STATED GOAL
Gather every line in the records below that contains the word "Rainfall".

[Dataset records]
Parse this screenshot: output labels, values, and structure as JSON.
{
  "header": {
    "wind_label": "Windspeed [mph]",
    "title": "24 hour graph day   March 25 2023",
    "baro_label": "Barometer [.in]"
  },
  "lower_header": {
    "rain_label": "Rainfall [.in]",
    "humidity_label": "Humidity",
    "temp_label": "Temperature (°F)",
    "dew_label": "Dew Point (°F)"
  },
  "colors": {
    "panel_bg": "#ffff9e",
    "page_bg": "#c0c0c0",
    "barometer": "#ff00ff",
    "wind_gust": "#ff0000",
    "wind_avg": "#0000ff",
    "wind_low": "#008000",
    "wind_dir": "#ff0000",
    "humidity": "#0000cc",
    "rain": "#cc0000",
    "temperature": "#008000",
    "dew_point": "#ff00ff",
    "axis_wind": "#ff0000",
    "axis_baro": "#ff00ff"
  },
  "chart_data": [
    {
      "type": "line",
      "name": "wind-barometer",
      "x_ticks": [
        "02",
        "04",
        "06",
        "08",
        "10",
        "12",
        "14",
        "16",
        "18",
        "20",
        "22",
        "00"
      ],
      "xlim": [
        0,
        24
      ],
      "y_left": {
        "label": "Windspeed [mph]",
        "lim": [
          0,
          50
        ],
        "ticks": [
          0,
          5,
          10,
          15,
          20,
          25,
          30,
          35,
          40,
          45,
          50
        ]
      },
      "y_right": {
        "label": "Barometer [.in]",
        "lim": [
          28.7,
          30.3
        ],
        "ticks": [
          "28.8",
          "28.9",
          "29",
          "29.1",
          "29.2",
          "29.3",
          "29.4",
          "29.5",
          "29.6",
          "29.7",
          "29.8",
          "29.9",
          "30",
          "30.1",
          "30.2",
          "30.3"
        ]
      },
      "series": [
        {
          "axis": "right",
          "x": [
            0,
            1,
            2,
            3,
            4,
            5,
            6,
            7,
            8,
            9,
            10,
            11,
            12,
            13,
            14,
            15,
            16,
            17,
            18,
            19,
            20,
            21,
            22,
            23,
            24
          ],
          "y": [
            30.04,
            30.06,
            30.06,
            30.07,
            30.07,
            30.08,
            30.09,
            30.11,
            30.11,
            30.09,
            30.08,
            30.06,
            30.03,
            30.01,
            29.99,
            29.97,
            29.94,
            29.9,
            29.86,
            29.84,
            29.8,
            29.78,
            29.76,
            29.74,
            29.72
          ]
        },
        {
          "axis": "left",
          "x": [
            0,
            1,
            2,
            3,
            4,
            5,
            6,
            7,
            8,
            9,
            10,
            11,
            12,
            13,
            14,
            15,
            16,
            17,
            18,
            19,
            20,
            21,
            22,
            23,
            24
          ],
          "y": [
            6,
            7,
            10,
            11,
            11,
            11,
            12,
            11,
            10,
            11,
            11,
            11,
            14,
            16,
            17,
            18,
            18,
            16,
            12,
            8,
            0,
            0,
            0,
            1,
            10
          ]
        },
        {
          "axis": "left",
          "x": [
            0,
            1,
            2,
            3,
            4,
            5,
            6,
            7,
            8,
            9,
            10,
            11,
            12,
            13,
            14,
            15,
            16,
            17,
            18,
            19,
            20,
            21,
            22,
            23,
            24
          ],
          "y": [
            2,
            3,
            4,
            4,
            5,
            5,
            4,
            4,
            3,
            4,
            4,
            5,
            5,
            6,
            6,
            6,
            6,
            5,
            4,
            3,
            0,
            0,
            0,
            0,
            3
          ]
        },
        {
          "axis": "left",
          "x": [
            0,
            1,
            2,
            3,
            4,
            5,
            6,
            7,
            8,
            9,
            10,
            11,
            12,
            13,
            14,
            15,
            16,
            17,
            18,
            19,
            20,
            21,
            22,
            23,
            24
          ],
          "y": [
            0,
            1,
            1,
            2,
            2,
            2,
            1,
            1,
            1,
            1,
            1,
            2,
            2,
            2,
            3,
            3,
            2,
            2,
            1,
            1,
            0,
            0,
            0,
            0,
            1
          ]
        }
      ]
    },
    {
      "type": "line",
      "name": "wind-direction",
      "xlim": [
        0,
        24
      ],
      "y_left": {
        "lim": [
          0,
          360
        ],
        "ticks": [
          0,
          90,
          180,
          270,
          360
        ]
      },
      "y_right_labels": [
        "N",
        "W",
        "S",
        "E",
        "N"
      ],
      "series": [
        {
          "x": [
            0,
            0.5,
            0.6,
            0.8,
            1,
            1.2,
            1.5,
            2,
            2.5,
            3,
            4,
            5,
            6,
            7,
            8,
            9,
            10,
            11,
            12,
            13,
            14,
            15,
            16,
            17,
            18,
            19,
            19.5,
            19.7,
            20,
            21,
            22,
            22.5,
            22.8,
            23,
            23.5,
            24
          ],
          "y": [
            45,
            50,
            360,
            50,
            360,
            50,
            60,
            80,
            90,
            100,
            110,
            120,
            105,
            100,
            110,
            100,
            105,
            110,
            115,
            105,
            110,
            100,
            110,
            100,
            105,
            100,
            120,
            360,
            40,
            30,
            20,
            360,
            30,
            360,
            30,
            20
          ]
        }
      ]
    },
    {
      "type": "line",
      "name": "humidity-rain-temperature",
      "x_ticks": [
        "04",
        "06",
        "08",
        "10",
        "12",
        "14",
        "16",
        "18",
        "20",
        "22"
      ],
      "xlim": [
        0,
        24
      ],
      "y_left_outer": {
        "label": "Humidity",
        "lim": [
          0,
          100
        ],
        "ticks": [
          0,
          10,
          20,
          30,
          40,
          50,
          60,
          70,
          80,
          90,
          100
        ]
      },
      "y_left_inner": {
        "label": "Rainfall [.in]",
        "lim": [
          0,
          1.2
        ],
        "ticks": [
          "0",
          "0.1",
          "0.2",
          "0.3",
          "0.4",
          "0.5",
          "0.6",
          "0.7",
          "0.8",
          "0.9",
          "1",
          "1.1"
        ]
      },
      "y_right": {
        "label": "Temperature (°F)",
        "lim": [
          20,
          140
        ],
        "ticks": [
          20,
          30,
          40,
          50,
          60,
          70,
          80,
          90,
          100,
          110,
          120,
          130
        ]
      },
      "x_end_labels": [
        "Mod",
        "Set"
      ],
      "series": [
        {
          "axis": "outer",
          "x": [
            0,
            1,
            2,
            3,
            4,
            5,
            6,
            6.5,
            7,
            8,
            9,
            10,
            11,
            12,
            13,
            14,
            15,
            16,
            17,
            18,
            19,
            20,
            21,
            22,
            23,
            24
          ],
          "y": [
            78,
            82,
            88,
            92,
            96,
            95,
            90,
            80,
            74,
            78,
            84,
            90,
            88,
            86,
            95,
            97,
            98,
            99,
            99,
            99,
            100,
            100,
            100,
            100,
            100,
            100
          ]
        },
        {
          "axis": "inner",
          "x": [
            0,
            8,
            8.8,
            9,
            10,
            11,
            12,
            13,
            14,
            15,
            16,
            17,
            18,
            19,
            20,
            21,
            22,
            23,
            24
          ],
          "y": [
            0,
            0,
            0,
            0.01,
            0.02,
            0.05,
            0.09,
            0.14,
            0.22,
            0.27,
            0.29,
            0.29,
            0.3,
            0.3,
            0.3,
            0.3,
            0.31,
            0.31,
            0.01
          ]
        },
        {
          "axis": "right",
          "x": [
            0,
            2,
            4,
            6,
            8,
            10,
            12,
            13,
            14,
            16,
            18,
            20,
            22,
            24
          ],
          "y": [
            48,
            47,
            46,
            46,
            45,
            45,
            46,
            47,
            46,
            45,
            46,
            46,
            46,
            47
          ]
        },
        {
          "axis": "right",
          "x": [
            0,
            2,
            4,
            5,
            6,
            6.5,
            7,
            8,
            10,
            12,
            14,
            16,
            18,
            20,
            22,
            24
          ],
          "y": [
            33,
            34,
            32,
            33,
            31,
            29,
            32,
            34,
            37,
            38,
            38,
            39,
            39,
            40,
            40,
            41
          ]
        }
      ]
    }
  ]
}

RESULT OF THE EXERCISE
    "rain_label": "Rainfall [.in]",
        "label": "Rainfall [.in]",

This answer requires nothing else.